**Exercise description**
Exactly reproduce each record listed below.

**Exercise material**

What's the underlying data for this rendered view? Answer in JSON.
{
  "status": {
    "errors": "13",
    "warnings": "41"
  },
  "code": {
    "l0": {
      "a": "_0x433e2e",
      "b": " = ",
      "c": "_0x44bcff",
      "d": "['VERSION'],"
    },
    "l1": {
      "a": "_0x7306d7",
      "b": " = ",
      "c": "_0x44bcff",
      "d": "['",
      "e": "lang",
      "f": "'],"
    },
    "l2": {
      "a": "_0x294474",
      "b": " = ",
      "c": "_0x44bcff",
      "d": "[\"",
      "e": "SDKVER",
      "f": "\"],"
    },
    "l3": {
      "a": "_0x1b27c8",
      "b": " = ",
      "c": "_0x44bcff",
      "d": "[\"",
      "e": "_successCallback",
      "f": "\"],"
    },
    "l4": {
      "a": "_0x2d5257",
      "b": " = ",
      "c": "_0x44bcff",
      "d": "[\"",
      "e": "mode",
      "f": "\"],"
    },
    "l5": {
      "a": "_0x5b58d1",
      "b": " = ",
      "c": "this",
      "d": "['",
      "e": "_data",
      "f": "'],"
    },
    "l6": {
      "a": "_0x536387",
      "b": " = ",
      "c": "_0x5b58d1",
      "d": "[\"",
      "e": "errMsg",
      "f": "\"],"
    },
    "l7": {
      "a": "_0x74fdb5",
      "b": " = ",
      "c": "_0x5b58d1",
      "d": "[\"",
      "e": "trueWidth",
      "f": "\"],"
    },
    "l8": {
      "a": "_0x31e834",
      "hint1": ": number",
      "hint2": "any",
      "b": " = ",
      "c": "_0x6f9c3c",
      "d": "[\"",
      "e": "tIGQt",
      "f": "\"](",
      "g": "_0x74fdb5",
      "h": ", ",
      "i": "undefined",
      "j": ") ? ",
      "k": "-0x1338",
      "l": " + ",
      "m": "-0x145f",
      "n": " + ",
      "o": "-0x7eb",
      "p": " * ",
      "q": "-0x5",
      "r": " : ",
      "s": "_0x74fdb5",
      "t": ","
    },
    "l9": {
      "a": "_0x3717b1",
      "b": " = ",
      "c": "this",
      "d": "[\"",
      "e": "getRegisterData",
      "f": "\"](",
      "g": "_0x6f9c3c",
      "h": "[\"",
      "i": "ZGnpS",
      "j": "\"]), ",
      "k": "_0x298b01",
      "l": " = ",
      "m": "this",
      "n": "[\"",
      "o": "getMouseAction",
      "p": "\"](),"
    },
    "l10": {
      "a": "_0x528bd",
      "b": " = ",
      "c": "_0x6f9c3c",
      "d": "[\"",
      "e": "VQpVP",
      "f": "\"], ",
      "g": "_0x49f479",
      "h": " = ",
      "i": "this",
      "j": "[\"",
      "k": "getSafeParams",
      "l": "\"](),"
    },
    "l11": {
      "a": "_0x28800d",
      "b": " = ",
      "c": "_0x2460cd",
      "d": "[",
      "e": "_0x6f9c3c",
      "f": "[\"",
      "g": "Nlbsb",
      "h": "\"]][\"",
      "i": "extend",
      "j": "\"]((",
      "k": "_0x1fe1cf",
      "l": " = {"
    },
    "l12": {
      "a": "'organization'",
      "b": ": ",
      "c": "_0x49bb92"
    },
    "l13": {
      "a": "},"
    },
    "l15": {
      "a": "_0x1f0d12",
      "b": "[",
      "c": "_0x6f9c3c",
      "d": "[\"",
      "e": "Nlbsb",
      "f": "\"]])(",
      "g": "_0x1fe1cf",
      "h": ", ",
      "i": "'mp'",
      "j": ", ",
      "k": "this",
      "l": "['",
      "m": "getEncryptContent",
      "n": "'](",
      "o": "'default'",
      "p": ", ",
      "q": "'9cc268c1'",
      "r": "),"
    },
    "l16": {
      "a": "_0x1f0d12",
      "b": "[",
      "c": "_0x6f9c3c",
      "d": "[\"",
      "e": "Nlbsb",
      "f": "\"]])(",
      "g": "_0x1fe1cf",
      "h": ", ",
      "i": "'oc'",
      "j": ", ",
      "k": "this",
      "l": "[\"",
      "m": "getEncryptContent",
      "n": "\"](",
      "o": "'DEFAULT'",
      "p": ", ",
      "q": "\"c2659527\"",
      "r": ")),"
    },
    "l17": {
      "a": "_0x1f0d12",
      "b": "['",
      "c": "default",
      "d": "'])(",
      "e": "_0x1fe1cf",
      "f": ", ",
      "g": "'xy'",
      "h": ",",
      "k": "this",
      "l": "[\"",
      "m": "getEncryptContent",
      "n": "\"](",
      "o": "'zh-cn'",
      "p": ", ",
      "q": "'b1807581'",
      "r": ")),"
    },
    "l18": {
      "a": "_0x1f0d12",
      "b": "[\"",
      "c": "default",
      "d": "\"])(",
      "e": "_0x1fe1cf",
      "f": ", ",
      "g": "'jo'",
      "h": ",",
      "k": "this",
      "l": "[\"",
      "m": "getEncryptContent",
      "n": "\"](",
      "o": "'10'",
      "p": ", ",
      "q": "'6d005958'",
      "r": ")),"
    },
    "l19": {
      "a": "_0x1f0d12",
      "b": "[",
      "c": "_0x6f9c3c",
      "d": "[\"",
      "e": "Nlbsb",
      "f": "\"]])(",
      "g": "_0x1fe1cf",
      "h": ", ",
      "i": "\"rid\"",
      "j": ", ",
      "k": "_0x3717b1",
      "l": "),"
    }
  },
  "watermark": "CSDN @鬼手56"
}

**Final result**
What's the underlying data for this rendered view? Answer in JSON.
{
  "status": {
    "errors": "13",
    "warnings": "41"
  },
  "code": {
    "l0": {
      "a": "_0x433e2e",
      "b": " = ",
      "c": "_0x44bcff",
      "d": "['VERSION'],"
    },
    "l1": {
      "a": "_0x7306d7",
      "b": " = ",
      "c": "_0x44bcff",
      "d": "['",
      "e": "lang",
      "f": "'],"
    },
    "l2": {
      "a": "_0x294474",
      "b": " = ",
      "c": "_0x44bcff",
      "d": "[\"",
      "e": "SDKVER",
      "f": "\"],"
    },
    "l3": {
      "a": "_0x1b27c8",
      "b": " = ",
      "c": "_0x44bcff",
      "d": "[\"",
      "e": "_successCallback",
      "f": "\"],"
    },
    "l4": {
      "a": "_0x2d5257",
      "b": " = ",
      "c": "_0x44bcff",
      "d": "[\"",
      "e": "mode",
      "f": "\"],"
    },
    "l5": {
      "a": "_0x5b58d1",
      "b": " = ",
      "c": "this",
      "d": "['",
      "e": "_data",
      "f": "'],"
    },
    "l6": {
      "a": "_0x536387",
      "b": " = ",
      "c": "_0x5b58d1",
      "d": "[\"",
      "e": "errMsg",
      "f": "\"],"
    },
    "l7": {
      "a": "_0x74fdb5",
      "b": " = ",
      "c": "_0x5b58d1",
      "d": "[\"",
      "e": "trueWidth",
      "f": "\"],"
    },
    "l8": {
      "a": "_0x31e834",
      "hint1": ": number",
      "hint2": "any",
      "b": " = ",
      "c": "_0x6f9c3c",
      "d": "[\"",
      "e": "tIGQt",
      "f": "\"](",
      "g": "_0x74fdb5",
      "h": ", ",
      "i": "undefined",
      "j": ") ? ",
      "k": "-0x1338",
      "l": " + ",
      "m": "-0x145f",
      "n": " + ",
      "o": "-0x7eb",
      "p": " * ",
      "q": "-0x5",
      "r": " : ",
      "s": "_0x74fdb5",
      "t": ","
    },
    "l9": {
      "a": "_0x3717b1",
      "b": " = ",
      "c": "this",
      "d": "[\"",
      "e": "getRegisterData",
      "f": "\"](",
      "g": "_0x6f9c3c",
      "h": "[\"",
      "i": "ZGnpS",
      "j": "\"]), ",
      "k": "_0x298b01",
      "l": " = ",
      "m": "this",
      "n": "[\"",
      "o": "getMouseAction",
      "p": "\"](),"
    },
    "l10": {
      "a": "_0x528bd",
      "b": " = ",
      "c": "_0x6f9c3c",
      "d": "[\"",
      "e": "VQpVP",
      "f": "\"], ",
      "g": "_0x49f479",
      "h": " = ",
      "i": "this",
      "j": "[\"",
      "k": "getSafeParams",
      "l": "\"](),"
    },
    "l11": {
      "a": "_0x28800d",
      "b": " = ",
      "c": "_0x2460cd",
      "d": "[",
      "e": "_0x6f9c3c",
      "f": "[\"",
      "g": "Nlbsb",
      "h": "\"]][\"",
      "i": "extend",
      "j": "\"]((",
      "k": "_0x1fe1cf",
      "l": " = {"
    },
    "l12": {
      "a": "'organization'",
      "b": ": ",
      "c": "_0x49bb92"
    },
    "l13": {
      "a": "},"
    },
    "l15": {
      "a": "_0x1f0d12",
      "b": "[",
      "c": "_0x6f9c3c",
      "d": "[\"",
      "e": "Nlbsb",
      "f": "\"]])(",
      "g": "_0x1fe1cf",
      "h": ", ",
      "i": "'mp'",
      "j": ", ",
      "k": "this",
      "l": "['",
      "m": "getEncryptContent",
      "n": "'](",
      "o": "'default'",
      "p": ", ",
      "q": "'9cc268c1'",
      "r": "),"
    },
    "l16": {
      "a": "_0x1f0d12",
      "b": "[",
      "c": "_0x6f9c3c",
      "d": "[\"",
      "e": "Nlbsb",
      "f": "\"]])(",
      "g": "_0x1fe1cf",
      "h": ", ",
      "i": "'oc'",
      "j": ", ",
      "k": "this",
      "l": "[\"",
      "m": "getEncryptContent",
      "n": "\"](",
      "o": "'DEFAULT'",
      "p": ", ",
      "q": "\"c2659527\"",
      "r": ")),"
    },
    "l17": {
      "a": "_0x1f0d12",
      "b": "['",
      "c": "default",
      "d": "'])(",
      "e": "_0x1fe1cf",
      "f": ", ",
      "g": "'xy'",
      "h": ",",
      "k": "this",
      "l": "[\"",
      "m": "getEncryptContent",
      "n": "\"](",
      "o": "'zh-cn'",
      "p": ", ",
      "q": "'b1807581'",
      "r": ")),"
    },
    "l18": {
      "a": "_0x1f0d12",
      "b": "[\"",
      "c": "default",
      "d": "\"])(",
      "e": "_0x1fe1cf",
      "f": ", ",
      "g": "'jo'",
      "h": ",",
      "k": "this",
      "l": "[\"",
      "m": "getEncryptContent",
      "n": "\"](",
      "o": "'10'",
      "p": ", ",
      "q": "'6d005958'",
      "r": ")),"
    },
    "l19": {
      "a": "_0x1f0d12",
      "b": "[",
      "c": "_0x6f9c3c",
      "d": "[\"",
      "e": "Nlbsb",
      "f": "\"]])(",
      "g": "_0x1fe1cf",
      "h": ", ",
      "i": "\"rid\"",
      "j": ", ",
      "k": "_0x3717b1",
      "l": "),"
    }
  },
  "watermark": "CSDN @鬼手56"
}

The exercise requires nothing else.